# [SELECTED EXCERPT]
★ ★ ★ ★ ★

Salt-affected soils may form under a wide range of conditions, therefore, there is no single approach to reclaim or manage them to ensure agricultural production.

As a priority, it is fundamental to avoid the development of salt affected soils by using sound agricultural practices that consider the local conditions including soil type (and parent material from which it is formed), terrain elevation, type of crops, soil nutrient status, water quality, irrigation practices and drainage.

Once salt-affected soils have formed either through natural or human-driven processes, they need to be tested in order to determine the type of salt-affected soil and the degree to which it is affected. The earliest salt-affected soils are treated, the higher the probabilities to reclaim them and continue their production. Severely affected soils are often too costly to reclaim or very difficult to manage, even under biosaline agriculture.

Managing salt-affected soils for agricultural purposes requires a combination of approaches and technologies and the consideration of socioeconomic aspects under local conditions. Agricultural production in salt-affected soils is largely dependent on water availability, climatic conditions, crops and the availability of resources (capital, inputs and time).

In many cases salt-affected soils can be managed to restore to other uses different to crop production, which may also contribute to the economy of rural areas; e.g grassland restoration, recreation areas, cultivation of medicinal plants, restoration of biodiversity, etc.

Use the menu in the right to see general descriptions of the technologies used to manage/reclaim salt-affected soils. More information on management technologies can be found in the country members'pages.

Several mechanical methods have been used to improve infiltration and permeability in the surface and root zone and thus to control saline and sodic conditions, including land levelling, deep ploughing and tillage, subsoiling and planting procedures.

Land levelling to achieve a more uniform application of water for better leaching and salinity control.

Tillage for seedbed preparation and soil permeability improvement.

Deep ploughing is most beneficial on stratified soils having an impermeable layer. It loosens the soil aggregates, improves the physical condition of this layer and increases air space and hydraulic conductivity.

Planting procedures. Special planting procedures that minimize salt accumulation around the seed such as planting on sloping beds or raised furrows in single or double rows are helpful in getting better stands under saline conditions.

These include using chemical amendments and mineral fertilizer. Using chemical amendments neutralizes sodic soil conditions (exchangeable Na and any Na carbonate), followed by leaching for removal of salts derived from the reaction of the amendments with sodic soils. Gypsum, sulphur and sulphuric acid are commonly used. Since the benefits expected from reclamation of salt-affected soils would not be obtained unless adequate plant nutrients are supplied as fertilizer, the proper types and balanced amounts of mineral fertilizers should be used.

★ ★ ★ ★ ★

# [LISTED ENTRIES]

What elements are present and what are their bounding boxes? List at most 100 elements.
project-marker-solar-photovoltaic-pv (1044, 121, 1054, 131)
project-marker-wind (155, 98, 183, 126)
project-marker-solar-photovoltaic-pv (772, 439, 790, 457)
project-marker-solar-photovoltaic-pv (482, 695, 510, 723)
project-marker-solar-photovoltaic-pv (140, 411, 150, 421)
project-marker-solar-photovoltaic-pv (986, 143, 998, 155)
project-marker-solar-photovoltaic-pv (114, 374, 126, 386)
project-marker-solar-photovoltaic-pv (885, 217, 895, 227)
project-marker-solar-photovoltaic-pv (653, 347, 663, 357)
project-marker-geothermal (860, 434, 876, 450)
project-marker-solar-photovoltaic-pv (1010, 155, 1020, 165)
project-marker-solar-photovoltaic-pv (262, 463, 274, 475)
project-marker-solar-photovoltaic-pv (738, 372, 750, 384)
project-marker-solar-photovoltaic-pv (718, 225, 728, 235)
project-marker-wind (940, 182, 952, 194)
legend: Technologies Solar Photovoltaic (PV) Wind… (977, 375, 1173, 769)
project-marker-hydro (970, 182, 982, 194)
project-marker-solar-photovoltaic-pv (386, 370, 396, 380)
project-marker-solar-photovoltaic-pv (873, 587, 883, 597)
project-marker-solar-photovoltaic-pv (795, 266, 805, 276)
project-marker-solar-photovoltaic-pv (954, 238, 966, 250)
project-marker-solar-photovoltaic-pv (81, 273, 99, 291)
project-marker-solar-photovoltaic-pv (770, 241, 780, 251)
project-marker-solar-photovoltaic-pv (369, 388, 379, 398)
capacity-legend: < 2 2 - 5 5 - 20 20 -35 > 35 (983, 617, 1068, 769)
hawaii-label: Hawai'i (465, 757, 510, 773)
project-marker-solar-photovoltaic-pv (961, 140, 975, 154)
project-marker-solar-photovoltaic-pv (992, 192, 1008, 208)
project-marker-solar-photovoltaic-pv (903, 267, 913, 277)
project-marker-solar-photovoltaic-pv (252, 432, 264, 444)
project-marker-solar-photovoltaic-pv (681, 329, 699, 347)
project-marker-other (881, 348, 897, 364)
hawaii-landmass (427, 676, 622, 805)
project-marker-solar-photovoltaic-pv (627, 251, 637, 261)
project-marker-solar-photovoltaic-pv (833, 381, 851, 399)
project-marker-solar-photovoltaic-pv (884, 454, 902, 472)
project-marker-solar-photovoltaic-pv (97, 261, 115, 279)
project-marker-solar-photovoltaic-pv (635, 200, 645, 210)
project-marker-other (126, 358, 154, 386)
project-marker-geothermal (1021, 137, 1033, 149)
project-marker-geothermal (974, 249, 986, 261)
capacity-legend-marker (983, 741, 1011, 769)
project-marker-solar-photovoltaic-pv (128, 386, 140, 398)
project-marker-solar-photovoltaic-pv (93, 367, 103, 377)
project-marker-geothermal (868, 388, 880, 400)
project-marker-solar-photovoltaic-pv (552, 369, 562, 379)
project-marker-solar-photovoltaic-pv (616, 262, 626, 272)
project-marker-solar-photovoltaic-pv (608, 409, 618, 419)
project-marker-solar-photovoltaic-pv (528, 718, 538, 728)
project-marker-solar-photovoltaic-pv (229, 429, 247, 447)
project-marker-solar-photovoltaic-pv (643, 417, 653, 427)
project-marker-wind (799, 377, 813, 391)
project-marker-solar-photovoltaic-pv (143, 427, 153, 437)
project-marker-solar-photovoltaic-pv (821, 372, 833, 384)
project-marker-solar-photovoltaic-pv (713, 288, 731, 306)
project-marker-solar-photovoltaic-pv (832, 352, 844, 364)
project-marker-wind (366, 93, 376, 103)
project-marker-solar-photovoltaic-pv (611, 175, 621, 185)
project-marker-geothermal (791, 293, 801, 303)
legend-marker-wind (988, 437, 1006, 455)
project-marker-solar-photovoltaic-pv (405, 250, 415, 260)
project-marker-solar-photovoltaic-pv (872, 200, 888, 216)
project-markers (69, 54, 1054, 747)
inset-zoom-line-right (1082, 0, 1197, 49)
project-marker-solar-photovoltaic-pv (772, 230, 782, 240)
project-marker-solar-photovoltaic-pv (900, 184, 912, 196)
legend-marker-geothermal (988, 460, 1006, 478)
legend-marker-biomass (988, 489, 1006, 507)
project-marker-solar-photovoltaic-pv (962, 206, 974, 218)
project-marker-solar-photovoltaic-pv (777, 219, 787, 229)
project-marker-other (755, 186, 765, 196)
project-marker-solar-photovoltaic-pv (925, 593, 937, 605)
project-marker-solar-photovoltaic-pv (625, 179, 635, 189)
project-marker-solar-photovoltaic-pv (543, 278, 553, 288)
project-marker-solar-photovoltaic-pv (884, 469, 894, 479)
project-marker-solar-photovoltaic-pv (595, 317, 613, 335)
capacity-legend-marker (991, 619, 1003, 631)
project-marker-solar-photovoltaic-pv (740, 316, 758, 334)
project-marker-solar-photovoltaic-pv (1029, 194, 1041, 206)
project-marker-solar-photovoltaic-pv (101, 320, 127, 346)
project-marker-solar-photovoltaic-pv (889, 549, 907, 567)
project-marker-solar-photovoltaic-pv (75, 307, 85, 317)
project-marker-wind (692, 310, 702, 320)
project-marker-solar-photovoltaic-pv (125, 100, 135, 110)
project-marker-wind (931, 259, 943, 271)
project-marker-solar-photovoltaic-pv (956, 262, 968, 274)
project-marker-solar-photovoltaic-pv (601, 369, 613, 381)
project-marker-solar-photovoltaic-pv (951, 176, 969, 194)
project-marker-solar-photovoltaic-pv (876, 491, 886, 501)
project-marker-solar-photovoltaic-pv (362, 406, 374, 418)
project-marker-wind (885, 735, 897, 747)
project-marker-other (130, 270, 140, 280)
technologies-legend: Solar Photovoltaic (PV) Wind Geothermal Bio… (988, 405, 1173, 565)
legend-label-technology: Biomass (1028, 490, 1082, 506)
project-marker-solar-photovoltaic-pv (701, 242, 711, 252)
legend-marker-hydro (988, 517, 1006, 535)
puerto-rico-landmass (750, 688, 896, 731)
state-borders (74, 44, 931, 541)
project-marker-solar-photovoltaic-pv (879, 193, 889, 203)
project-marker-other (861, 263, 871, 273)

★ ★ ★ ★ ★

# [AIM OF THE TASK]
Answer these three questions from the salt-affected soils text.
(a) Which chemical amendments does the text name as commonly used?
(b) On what kind of soils is deep ploughing said to be most beneficial?
(c) What examples of uses other than crop production does the text give for salt-affected soils?

# [SOLUTION]
(a) Gypsum, sulphur and sulphuric acid.
(b) Stratified soils having an impermeable layer.
(c) Grassland restoration, recreation areas, cultivation of medicinal plants and restoration of biodiversity.